* **Activity**
In the text below on light types, what is the default static shadow distance?

* **Selected passage**
——————————

One tile is 3x3x[module height] meters.
vieuxchat wrote:In fact I'm not sure I really understand what is the difference between a directionnal light and a point one.
Would a directionnal light always follow the direction of the party ?
There are four types of light, determined by the LightComponent's type field.
"point" - The default. Light is cast in all directions from the LightComponent's position and falls off with distance (the distance depending on the LightComponent's range).
"spot" - Light is cast in a cone from the LightComponent's position. The spotAngle field determines the radius of the cone and the spotSharpness field determines the distance from the axis of the cone at which light falloff starts (0 is immediately, 1 is no falloff at all). The component's rotation determines the direction of the cone, and the range determines the height of the cone. This is used a lot by ceiling shaft lights in the standard assets. Also, they don't render correctly in Wine for some reason.
"ambient" - Light is applied to all triangles on the level. Position and range are not meaningful for ambient lights, and there's no shadow casting. This is what sky objects use for their ambient lights. Note that ambient lighting, while not tremendously demanding, also isn't free, so don't use multiple ambient lights on the same level; combine the colors and intensity into one ambient light instead.
"directional" - You might have heard this kind of light referred to as a "sun" in 3D graphics jargon, and indeed it's what sky objects use for the direct sunlight. Imagine a point or plane which is infinitely distant, and emits uniform light that does not fall off with distance - but does cast shadows. That's the best way I can explain directional lights. (You could also just try one and see.) Position and range are not meaningful for directional lights, but rotation is, since it determines the direction in which the light is cast.
vieuxchat wrote:I thought static shadows = true would be faster than static shadows = false, is it like that or am I wrong ?
Close! You're confusing staticShadow with staticShadowDistance. staticShadow determines whether static shadows are cast by the light at all; staticShadowDistance is the distance in meters from the camera at which point the light will stop casting dynamic shadows. The default static shadow distance is 25m, which happens to exactly match the far clip of the default camera on levels with no SkyComponent.
You can stop a light from casting dynamic shadows at all, but still get static shadows by setting staticShadows = true and staticShadowDistance = 0. This is what the forest_lantern object in the standard assets does.
Also, if the player has shadow quality set to Low in the game options, dynamic shadows aren't cast at all, only static ones, regardless of staticShadowDistance.

——————————

* **Data listing**

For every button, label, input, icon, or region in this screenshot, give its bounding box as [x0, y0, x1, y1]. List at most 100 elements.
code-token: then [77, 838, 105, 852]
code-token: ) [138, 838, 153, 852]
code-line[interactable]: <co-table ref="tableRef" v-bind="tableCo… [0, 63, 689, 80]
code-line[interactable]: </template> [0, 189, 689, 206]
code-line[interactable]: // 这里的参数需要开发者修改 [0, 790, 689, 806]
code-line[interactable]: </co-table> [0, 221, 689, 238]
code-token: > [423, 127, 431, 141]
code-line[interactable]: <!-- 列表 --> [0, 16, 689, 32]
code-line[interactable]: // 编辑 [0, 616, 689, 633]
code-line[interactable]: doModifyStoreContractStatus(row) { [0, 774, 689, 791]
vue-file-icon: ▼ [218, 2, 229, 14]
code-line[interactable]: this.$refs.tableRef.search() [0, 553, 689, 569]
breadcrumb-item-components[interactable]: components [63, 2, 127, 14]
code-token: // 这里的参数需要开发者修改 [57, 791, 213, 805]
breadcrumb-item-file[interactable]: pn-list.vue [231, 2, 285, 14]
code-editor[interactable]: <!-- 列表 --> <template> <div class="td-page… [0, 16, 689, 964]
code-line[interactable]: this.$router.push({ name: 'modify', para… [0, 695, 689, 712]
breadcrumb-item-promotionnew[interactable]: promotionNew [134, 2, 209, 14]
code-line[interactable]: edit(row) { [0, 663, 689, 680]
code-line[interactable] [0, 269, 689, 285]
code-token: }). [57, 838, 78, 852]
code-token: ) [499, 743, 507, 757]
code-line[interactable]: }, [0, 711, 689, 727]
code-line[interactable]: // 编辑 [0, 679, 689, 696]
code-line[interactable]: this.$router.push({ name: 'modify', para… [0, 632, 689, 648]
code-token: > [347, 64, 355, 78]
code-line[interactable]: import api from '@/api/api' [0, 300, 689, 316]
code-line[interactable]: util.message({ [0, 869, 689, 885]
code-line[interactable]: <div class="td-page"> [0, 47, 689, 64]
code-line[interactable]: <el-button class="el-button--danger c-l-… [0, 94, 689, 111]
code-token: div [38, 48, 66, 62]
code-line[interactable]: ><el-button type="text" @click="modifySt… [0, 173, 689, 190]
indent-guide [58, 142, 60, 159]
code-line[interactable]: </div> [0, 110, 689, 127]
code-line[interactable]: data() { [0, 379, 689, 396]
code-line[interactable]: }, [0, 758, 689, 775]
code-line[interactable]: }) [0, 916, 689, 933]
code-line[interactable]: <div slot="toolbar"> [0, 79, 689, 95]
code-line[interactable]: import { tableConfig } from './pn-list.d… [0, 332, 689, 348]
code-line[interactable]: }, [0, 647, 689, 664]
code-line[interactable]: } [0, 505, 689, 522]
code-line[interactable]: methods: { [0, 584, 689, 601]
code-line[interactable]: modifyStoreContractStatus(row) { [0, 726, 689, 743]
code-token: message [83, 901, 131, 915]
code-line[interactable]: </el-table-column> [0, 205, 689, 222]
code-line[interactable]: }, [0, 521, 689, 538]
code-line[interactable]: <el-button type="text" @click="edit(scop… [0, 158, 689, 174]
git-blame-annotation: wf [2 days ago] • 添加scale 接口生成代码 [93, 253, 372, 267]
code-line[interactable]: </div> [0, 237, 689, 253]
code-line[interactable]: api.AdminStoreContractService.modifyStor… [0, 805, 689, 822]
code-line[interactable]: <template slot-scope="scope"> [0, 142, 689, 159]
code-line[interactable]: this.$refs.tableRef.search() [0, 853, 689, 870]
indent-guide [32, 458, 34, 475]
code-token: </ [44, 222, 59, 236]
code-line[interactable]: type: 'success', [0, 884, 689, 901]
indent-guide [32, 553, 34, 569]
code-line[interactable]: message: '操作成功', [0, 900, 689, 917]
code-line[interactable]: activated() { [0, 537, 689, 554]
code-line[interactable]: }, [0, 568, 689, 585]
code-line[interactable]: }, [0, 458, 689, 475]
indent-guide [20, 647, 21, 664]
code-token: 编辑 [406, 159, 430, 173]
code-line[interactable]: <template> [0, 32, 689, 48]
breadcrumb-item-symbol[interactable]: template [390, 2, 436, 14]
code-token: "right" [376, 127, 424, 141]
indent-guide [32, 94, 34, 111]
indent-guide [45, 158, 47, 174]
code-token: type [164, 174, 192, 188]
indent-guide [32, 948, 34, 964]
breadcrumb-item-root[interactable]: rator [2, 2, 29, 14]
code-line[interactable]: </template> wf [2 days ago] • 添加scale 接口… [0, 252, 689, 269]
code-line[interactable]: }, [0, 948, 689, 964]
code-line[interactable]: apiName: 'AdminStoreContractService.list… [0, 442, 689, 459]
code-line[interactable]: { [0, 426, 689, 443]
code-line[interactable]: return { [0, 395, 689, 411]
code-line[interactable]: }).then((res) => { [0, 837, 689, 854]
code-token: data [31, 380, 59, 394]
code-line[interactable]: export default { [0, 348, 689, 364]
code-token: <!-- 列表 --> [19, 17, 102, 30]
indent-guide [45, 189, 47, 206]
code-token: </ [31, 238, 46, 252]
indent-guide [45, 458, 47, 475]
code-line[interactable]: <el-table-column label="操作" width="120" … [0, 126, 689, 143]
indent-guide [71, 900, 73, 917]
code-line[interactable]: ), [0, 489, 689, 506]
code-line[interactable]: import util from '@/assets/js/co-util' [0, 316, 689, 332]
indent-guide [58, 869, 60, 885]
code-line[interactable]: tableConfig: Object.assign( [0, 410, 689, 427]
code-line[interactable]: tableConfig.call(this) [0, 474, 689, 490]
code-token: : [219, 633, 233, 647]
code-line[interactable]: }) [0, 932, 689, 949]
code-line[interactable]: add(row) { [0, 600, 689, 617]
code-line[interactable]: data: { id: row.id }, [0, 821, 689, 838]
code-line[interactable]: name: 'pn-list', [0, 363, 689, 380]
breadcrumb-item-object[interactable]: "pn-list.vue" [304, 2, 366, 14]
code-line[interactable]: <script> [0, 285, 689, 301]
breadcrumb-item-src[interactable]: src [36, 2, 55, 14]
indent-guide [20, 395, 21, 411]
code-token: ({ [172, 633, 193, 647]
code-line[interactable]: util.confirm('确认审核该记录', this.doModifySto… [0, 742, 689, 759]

——————————

* **Answer**
25 meters